DATA ▸
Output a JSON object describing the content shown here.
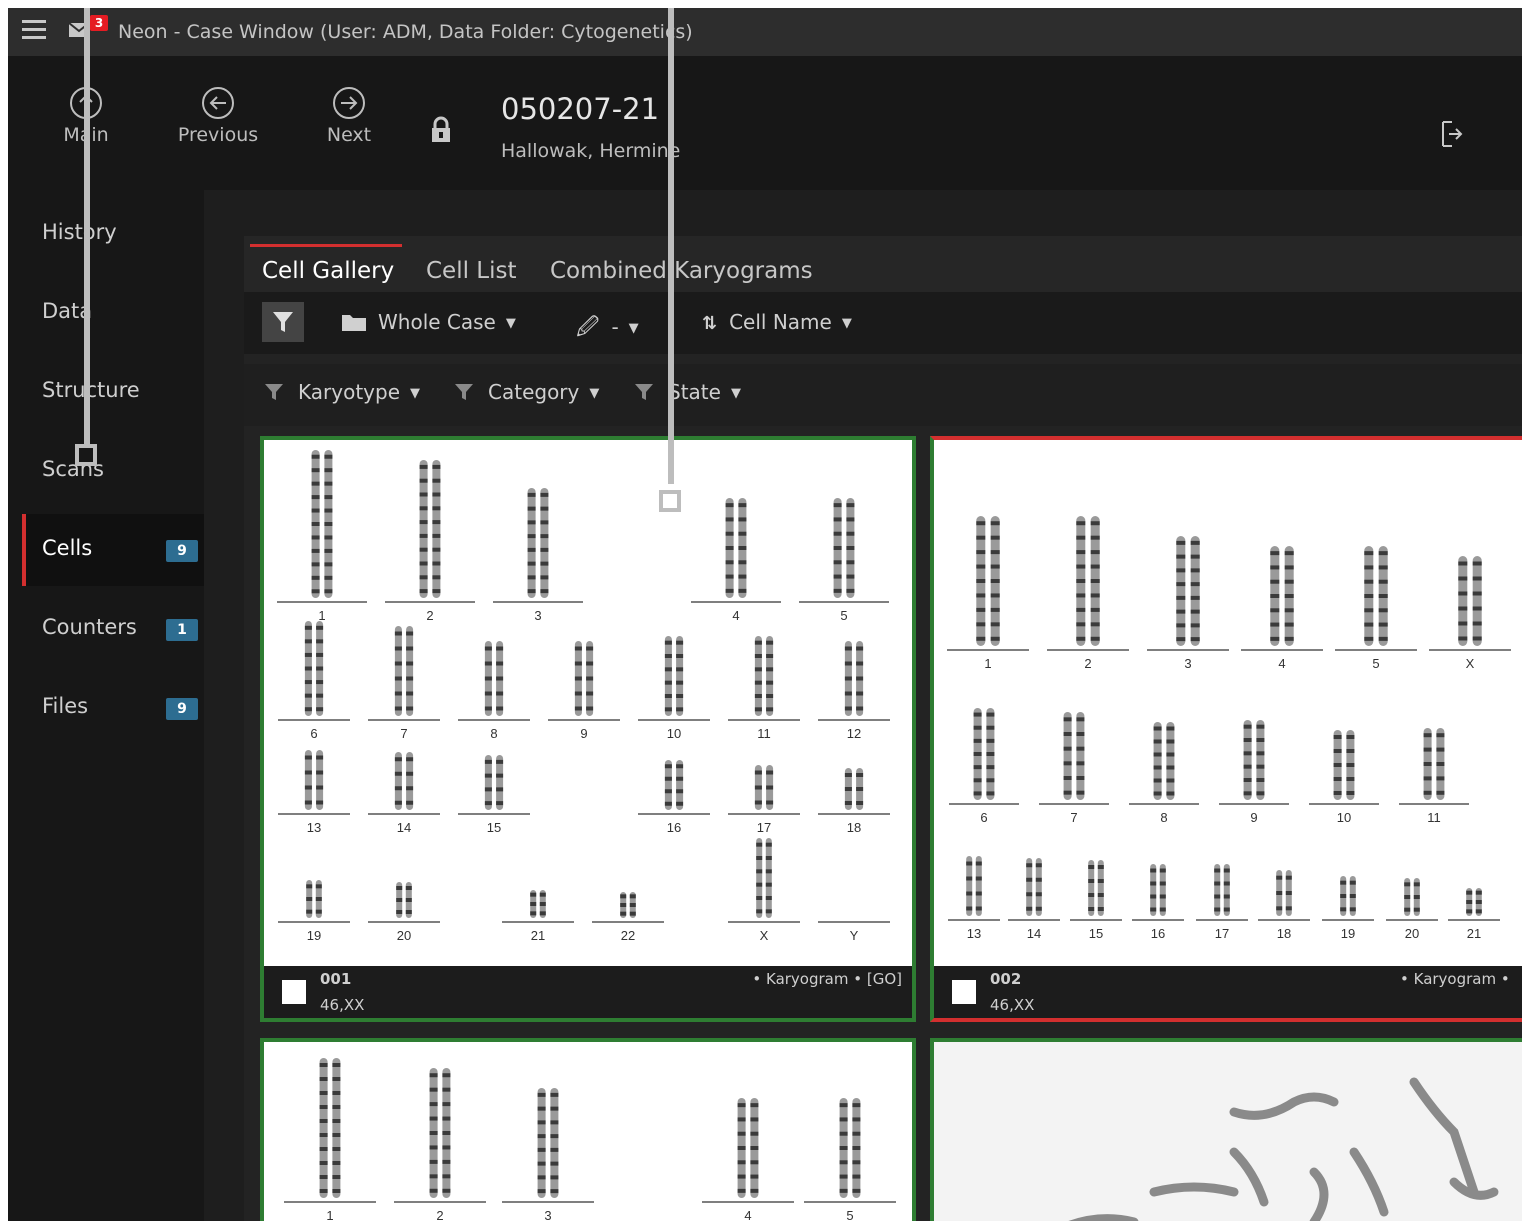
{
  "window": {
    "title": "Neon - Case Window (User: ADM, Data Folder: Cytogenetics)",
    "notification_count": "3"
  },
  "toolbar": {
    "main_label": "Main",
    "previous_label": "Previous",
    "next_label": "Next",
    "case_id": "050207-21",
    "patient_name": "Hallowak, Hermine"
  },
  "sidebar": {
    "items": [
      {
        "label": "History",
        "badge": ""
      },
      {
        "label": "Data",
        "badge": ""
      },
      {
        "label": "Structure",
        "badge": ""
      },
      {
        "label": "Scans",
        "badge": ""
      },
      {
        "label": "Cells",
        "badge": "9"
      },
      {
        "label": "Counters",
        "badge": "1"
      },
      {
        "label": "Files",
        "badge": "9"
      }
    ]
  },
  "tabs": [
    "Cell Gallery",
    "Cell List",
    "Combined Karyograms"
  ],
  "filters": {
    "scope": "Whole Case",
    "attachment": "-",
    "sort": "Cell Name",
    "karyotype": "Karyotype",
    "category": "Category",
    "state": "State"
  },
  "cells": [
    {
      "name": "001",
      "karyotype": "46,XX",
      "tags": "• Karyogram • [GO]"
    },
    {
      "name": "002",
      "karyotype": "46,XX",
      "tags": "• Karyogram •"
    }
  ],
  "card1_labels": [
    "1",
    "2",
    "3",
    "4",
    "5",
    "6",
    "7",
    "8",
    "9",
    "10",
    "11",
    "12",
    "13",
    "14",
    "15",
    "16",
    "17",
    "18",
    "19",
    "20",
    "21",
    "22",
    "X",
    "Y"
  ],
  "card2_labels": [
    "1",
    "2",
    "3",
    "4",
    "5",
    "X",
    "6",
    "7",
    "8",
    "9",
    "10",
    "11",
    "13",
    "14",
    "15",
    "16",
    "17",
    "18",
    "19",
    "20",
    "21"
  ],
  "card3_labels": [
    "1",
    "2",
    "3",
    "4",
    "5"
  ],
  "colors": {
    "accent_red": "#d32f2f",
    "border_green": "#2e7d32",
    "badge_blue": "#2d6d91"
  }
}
...
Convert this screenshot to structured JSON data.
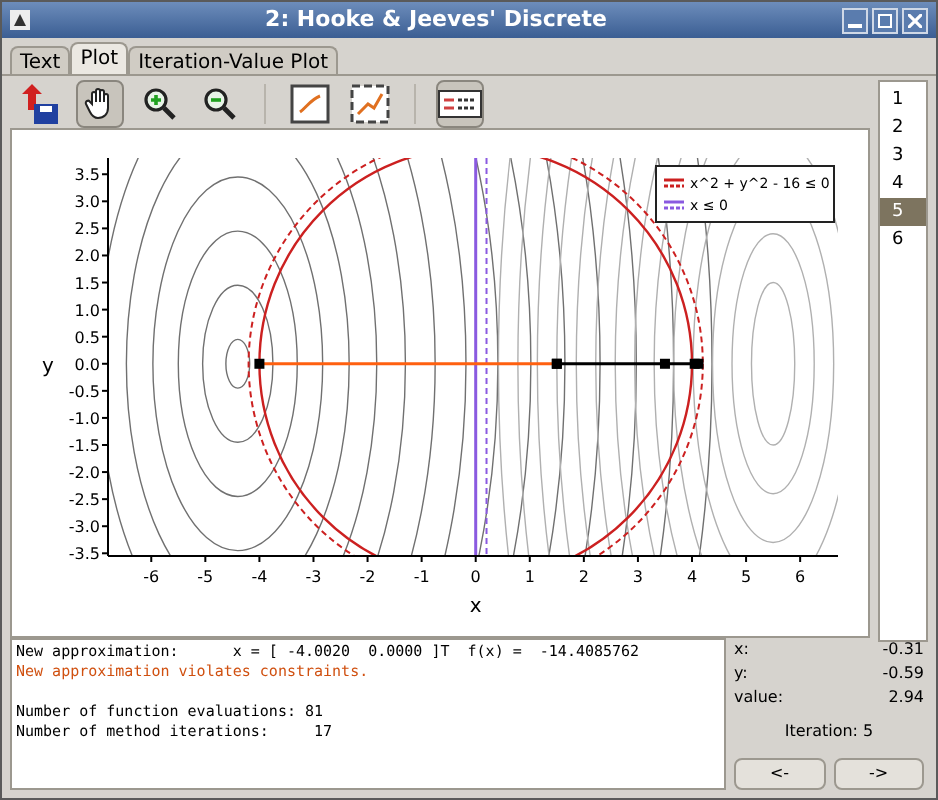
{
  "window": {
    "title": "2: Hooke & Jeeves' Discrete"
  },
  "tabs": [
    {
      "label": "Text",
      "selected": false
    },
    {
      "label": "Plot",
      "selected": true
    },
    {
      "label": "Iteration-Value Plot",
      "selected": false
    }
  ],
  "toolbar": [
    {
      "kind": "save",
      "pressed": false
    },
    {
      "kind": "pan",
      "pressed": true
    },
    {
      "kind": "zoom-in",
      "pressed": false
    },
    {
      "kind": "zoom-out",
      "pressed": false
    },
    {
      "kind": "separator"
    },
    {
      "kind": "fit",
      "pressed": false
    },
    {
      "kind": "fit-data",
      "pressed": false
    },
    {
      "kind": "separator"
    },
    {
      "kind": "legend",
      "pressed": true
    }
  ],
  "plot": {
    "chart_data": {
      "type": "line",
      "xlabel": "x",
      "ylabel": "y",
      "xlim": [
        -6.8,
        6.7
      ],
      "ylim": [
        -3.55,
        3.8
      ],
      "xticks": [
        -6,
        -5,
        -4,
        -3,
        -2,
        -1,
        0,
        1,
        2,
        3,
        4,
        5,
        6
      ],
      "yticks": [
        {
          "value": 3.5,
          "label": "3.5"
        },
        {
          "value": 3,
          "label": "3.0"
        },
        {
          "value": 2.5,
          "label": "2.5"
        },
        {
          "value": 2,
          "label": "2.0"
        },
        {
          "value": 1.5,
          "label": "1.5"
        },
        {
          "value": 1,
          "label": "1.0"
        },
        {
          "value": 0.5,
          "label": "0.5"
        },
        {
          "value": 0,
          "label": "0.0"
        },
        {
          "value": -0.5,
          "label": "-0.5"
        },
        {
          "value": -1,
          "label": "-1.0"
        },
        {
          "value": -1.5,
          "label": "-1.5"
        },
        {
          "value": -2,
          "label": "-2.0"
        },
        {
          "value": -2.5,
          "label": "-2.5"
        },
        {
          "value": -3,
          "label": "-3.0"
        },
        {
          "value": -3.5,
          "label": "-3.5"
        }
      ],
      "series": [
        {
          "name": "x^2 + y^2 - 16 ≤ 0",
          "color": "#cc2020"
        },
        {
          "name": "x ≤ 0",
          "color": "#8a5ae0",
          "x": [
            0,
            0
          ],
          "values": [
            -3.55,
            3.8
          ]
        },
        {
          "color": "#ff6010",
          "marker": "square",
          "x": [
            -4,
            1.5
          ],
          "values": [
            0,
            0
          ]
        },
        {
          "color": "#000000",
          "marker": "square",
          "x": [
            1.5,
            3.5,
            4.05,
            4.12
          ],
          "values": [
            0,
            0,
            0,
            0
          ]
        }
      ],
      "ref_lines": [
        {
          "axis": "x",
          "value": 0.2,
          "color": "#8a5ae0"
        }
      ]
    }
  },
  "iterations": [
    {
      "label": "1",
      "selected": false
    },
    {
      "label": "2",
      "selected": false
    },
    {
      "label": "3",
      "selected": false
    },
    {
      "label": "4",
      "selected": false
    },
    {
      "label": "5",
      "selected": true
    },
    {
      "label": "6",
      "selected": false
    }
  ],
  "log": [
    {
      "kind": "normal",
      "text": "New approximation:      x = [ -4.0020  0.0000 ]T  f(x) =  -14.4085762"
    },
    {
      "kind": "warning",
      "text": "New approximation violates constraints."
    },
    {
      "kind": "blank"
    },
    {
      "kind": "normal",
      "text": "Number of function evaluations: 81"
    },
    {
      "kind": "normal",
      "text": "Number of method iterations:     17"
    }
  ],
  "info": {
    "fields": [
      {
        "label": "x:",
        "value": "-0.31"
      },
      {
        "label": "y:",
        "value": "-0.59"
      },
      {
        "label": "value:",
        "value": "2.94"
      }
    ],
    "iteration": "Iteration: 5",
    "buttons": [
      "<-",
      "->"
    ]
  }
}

AIM ▸ Count every line of the material above that holds the string "approximation", then state only the total.

ANSWER FOR THE TASK ▸ 2